§ **Written exercise**
Transcribe the records below exactly.

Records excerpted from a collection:
↓↓↓
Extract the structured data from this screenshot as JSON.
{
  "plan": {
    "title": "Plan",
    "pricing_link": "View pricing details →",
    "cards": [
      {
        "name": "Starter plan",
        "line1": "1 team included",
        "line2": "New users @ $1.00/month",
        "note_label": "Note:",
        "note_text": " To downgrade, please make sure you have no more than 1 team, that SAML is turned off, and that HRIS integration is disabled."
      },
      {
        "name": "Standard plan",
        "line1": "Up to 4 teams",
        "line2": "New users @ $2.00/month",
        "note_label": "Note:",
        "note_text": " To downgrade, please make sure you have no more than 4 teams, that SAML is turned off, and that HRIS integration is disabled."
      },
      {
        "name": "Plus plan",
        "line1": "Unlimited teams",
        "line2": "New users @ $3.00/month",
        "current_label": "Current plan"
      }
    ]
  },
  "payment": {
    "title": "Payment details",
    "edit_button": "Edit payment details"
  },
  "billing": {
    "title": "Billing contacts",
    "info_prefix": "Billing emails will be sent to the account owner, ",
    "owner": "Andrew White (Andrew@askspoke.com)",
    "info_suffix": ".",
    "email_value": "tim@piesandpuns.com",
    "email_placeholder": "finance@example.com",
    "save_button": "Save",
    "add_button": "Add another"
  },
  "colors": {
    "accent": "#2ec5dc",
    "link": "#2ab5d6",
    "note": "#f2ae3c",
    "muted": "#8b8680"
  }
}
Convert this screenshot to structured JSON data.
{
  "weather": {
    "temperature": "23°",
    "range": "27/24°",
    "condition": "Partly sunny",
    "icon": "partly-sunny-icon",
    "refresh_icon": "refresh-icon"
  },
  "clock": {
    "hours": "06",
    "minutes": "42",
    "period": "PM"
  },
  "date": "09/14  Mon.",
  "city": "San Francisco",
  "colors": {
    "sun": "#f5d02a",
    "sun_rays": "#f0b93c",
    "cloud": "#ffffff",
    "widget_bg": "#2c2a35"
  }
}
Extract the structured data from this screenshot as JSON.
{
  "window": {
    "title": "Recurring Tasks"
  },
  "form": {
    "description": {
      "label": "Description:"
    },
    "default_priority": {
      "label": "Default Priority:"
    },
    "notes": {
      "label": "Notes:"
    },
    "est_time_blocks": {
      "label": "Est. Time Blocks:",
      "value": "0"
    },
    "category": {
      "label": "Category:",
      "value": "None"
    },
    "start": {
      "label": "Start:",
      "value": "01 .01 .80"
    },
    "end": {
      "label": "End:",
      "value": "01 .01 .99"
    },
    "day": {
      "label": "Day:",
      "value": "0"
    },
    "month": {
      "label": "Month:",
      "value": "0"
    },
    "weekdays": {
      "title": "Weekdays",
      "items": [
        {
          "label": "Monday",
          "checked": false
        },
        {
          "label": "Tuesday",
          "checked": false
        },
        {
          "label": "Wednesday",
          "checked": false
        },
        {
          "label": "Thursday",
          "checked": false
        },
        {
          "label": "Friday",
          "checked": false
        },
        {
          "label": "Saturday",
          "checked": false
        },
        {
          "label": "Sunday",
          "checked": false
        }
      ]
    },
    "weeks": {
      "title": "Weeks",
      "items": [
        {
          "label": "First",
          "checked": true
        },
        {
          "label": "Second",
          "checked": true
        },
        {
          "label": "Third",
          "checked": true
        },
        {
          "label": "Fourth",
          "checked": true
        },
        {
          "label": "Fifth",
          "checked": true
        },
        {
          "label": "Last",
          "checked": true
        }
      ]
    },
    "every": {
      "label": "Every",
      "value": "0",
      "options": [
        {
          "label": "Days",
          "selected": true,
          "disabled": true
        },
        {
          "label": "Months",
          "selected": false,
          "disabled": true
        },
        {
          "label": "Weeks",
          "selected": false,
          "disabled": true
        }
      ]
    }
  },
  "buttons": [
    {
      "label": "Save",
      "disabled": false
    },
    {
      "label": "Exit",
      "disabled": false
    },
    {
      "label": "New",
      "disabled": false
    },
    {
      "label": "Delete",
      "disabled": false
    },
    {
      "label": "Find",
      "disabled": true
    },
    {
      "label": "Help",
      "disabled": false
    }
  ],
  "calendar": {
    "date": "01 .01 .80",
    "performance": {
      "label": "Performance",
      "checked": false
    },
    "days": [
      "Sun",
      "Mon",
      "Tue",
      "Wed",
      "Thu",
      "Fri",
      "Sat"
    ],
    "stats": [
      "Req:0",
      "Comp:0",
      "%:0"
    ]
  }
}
↑↑↑
§ **Worked solution**
Extract the structured data from this screenshot as JSON.
{
  "plan": {
    "title": "Plan",
    "pricing_link": "View pricing details →",
    "cards": [
      {
        "name": "Starter plan",
        "line1": "1 team included",
        "line2": "New users @ $1.00/month",
        "note_label": "Note:",
        "note_text": " To downgrade, please make sure you have no more than 1 team, that SAML is turned off, and that HRIS integration is disabled."
      },
      {
        "name": "Standard plan",
        "line1": "Up to 4 teams",
        "line2": "New users @ $2.00/month",
        "note_label": "Note:",
        "note_text": " To downgrade, please make sure you have no more than 4 teams, that SAML is turned off, and that HRIS integration is disabled."
      },
      {
        "name": "Plus plan",
        "line1": "Unlimited teams",
        "line2": "New users @ $3.00/month",
        "current_label": "Current plan"
      }
    ]
  },
  "payment": {
    "title": "Payment details",
    "edit_button": "Edit payment details"
  },
  "billing": {
    "title": "Billing contacts",
    "info_prefix": "Billing emails will be sent to the account owner, ",
    "owner": "Andrew White (Andrew@askspoke.com)",
    "info_suffix": ".",
    "email_value": "tim@piesandpuns.com",
    "email_placeholder": "finance@example.com",
    "save_button": "Save",
    "add_button": "Add another"
  },
  "colors": {
    "accent": "#2ec5dc",
    "link": "#2ab5d6",
    "note": "#f2ae3c",
    "muted": "#8b8680"
  }
}
Convert this screenshot to structured JSON data.
{
  "weather": {
    "temperature": "23°",
    "range": "27/24°",
    "condition": "Partly sunny",
    "icon": "partly-sunny-icon",
    "refresh_icon": "refresh-icon"
  },
  "clock": {
    "hours": "06",
    "minutes": "42",
    "period": "PM"
  },
  "date": "09/14  Mon.",
  "city": "San Francisco",
  "colors": {
    "sun": "#f5d02a",
    "sun_rays": "#f0b93c",
    "cloud": "#ffffff",
    "widget_bg": "#2c2a35"
  }
}
Extract the structured data from this screenshot as JSON.
{
  "window": {
    "title": "Recurring Tasks"
  },
  "form": {
    "description": {
      "label": "Description:"
    },
    "default_priority": {
      "label": "Default Priority:"
    },
    "notes": {
      "label": "Notes:"
    },
    "est_time_blocks": {
      "label": "Est. Time Blocks:",
      "value": "0"
    },
    "category": {
      "label": "Category:",
      "value": "None"
    },
    "start": {
      "label": "Start:",
      "value": "01 .01 .80"
    },
    "end": {
      "label": "End:",
      "value": "01 .01 .99"
    },
    "day": {
      "label": "Day:",
      "value": "0"
    },
    "month": {
      "label": "Month:",
      "value": "0"
    },
    "weekdays": {
      "title": "Weekdays",
      "items": [
        {
          "label": "Monday",
          "checked": false
        },
        {
          "label": "Tuesday",
          "checked": false
        },
        {
          "label": "Wednesday",
          "checked": false
        },
        {
          "label": "Thursday",
          "checked": false
        },
        {
          "label": "Friday",
          "checked": false
        },
        {
          "label": "Saturday",
          "checked": false
        },
        {
          "label": "Sunday",
          "checked": false
        }
      ]
    },
    "weeks": {
      "title": "Weeks",
      "items": [
        {
          "label": "First",
          "checked": true
        },
        {
          "label": "Second",
          "checked": true
        },
        {
          "label": "Third",
          "checked": true
        },
        {
          "label": "Fourth",
          "checked": true
        },
        {
          "label": "Fifth",
          "checked": true
        },
        {
          "label": "Last",
          "checked": true
        }
      ]
    },
    "every": {
      "label": "Every",
      "value": "0",
      "options": [
        {
          "label": "Days",
          "selected": true,
          "disabled": true
        },
        {
          "label": "Months",
          "selected": false,
          "disabled": true
        },
        {
          "label": "Weeks",
          "selected": false,
          "disabled": true
        }
      ]
    }
  },
  "buttons": [
    {
      "label": "Save",
      "disabled": false
    },
    {
      "label": "Exit",
      "disabled": false
    },
    {
      "label": "New",
      "disabled": false
    },
    {
      "label": "Delete",
      "disabled": false
    },
    {
      "label": "Find",
      "disabled": true
    },
    {
      "label": "Help",
      "disabled": false
    }
  ],
  "calendar": {
    "date": "01 .01 .80",
    "performance": {
      "label": "Performance",
      "checked": false
    },
    "days": [
      "Sun",
      "Mon",
      "Tue",
      "Wed",
      "Thu",
      "Fri",
      "Sat"
    ],
    "stats": [
      "Req:0",
      "Comp:0",
      "%:0"
    ]
  }
}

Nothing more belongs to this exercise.